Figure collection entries

'''

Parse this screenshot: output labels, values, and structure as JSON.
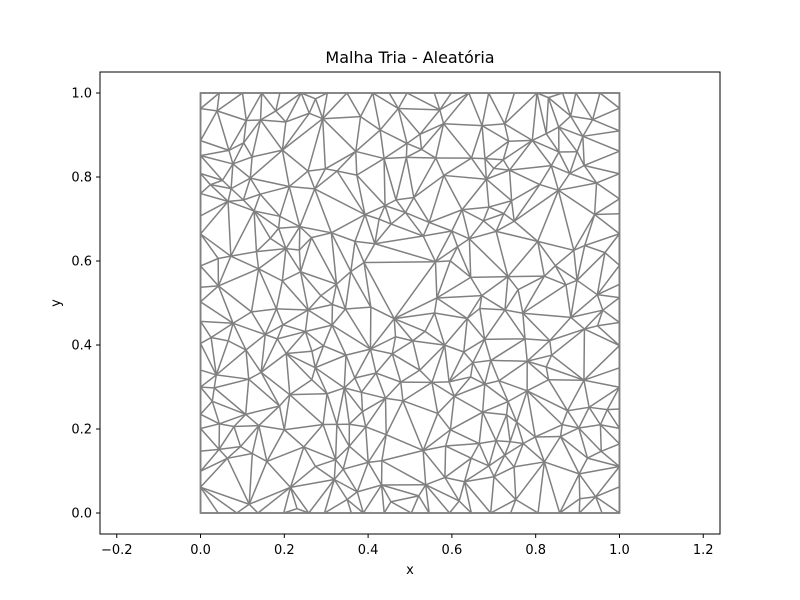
{
  "chart_data": {
    "type": "triangular-mesh",
    "title": "Malha Tria - Aleatória",
    "xlabel": "x",
    "ylabel": "y",
    "xlim": [
      -0.24,
      1.24
    ],
    "ylim": [
      -0.05,
      1.05
    ],
    "xticks": [
      -0.2,
      0.0,
      0.2,
      0.4,
      0.6,
      0.8,
      1.0,
      1.2
    ],
    "yticks": [
      0.0,
      0.2,
      0.4,
      0.6,
      0.8,
      1.0
    ],
    "xtick_labels": [
      "−0.2",
      "0.0",
      "0.2",
      "0.4",
      "0.6",
      "0.8",
      "1.0",
      "1.2"
    ],
    "ytick_labels": [
      "0.0",
      "0.2",
      "0.4",
      "0.6",
      "0.8",
      "1.0"
    ],
    "domain": [
      [
        0,
        0
      ],
      [
        1,
        0
      ],
      [
        1,
        1
      ],
      [
        0,
        1
      ]
    ],
    "edge_color": "#808080",
    "mesh": {
      "points_per_side": 20,
      "interior_points": 260,
      "seed": 7
    }
  }
}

'''

Required work:
The records above must be echoed exactly, minus their pictures.

The result:
Parse this screenshot: output labels, values, and structure as JSON.
{
  "chart_data": {
    "type": "triangular-mesh",
    "title": "Malha Tria - Aleatória",
    "xlabel": "x",
    "ylabel": "y",
    "xlim": [
      -0.24,
      1.24
    ],
    "ylim": [
      -0.05,
      1.05
    ],
    "xticks": [
      -0.2,
      0.0,
      0.2,
      0.4,
      0.6,
      0.8,
      1.0,
      1.2
    ],
    "yticks": [
      0.0,
      0.2,
      0.4,
      0.6,
      0.8,
      1.0
    ],
    "xtick_labels": [
      "−0.2",
      "0.0",
      "0.2",
      "0.4",
      "0.6",
      "0.8",
      "1.0",
      "1.2"
    ],
    "ytick_labels": [
      "0.0",
      "0.2",
      "0.4",
      "0.6",
      "0.8",
      "1.0"
    ],
    "domain": [
      [
        0,
        0
      ],
      [
        1,
        0
      ],
      [
        1,
        1
      ],
      [
        0,
        1
      ]
    ],
    "edge_color": "#808080",
    "mesh": {
      "points_per_side": 20,
      "interior_points": 260,
      "seed": 7
    }
  }
}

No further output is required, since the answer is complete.